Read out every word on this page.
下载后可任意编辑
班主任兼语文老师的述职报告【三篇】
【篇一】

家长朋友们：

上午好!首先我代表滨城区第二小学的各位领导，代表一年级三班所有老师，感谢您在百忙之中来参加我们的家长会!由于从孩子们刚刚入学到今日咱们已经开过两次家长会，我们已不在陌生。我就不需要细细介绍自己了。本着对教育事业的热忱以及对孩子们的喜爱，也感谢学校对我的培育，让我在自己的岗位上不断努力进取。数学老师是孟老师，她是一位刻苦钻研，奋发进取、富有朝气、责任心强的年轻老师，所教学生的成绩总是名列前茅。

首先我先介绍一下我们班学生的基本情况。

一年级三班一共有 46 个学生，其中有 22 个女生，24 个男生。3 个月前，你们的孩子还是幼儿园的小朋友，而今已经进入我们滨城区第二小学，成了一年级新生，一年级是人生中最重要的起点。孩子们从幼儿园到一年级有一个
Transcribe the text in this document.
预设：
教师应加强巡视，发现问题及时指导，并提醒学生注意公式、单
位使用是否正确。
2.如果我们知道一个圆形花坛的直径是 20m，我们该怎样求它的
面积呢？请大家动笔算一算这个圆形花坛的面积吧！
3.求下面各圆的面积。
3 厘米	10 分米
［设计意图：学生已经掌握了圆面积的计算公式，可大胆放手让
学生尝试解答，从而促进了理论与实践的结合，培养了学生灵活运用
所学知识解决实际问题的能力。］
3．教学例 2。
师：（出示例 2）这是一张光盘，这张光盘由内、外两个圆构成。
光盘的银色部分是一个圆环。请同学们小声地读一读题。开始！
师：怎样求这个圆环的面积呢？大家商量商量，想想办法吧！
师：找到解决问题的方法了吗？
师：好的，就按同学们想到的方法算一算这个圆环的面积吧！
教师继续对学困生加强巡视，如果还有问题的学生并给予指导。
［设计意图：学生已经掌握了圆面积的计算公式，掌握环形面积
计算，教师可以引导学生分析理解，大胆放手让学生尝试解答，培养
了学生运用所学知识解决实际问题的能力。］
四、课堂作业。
══════
**Work to be completed**.
Print out every record again, exactly and in full.

**Exercise response**.
Read out every word on this page.
下载后可任意编辑
班主任兼语文老师的述职报告【三篇】
【篇一】

家长朋友们：

上午好!首先我代表滨城区第二小学的各位领导，代表一年级三班所有老师，感谢您在百忙之中来参加我们的家长会!由于从孩子们刚刚入学到今日咱们已经开过两次家长会，我们已不在陌生。我就不需要细细介绍自己了。本着对教育事业的热忱以及对孩子们的喜爱，也感谢学校对我的培育，让我在自己的岗位上不断努力进取。数学老师是孟老师，她是一位刻苦钻研，奋发进取、富有朝气、责任心强的年轻老师，所教学生的成绩总是名列前茅。

首先我先介绍一下我们班学生的基本情况。

一年级三班一共有 46 个学生，其中有 22 个女生，24 个男生。3 个月前，你们的孩子还是幼儿园的小朋友，而今已经进入我们滨城区第二小学，成了一年级新生，一年级是人生中最重要的起点。孩子们从幼儿园到一年级有一个
Transcribe the text in this document.
预设：
教师应加强巡视，发现问题及时指导，并提醒学生注意公式、单
位使用是否正确。
2.如果我们知道一个圆形花坛的直径是 20m，我们该怎样求它的
面积呢？请大家动笔算一算这个圆形花坛的面积吧！
3.求下面各圆的面积。
3 厘米	10 分米
［设计意图：学生已经掌握了圆面积的计算公式，可大胆放手让
学生尝试解答，从而促进了理论与实践的结合，培养了学生灵活运用
所学知识解决实际问题的能力。］
3．教学例 2。
师：（出示例 2）这是一张光盘，这张光盘由内、外两个圆构成。
光盘的银色部分是一个圆环。请同学们小声地读一读题。开始！
师：怎样求这个圆环的面积呢？大家商量商量，想想办法吧！
师：找到解决问题的方法了吗？
师：好的，就按同学们想到的方法算一算这个圆环的面积吧！
教师继续对学困生加强巡视，如果还有问题的学生并给予指导。
［设计意图：学生已经掌握了圆面积的计算公式，掌握环形面积
计算，教师可以引导学生分析理解，大胆放手让学生尝试解答，培养
了学生运用所学知识解决实际问题的能力。］
四、课堂作业。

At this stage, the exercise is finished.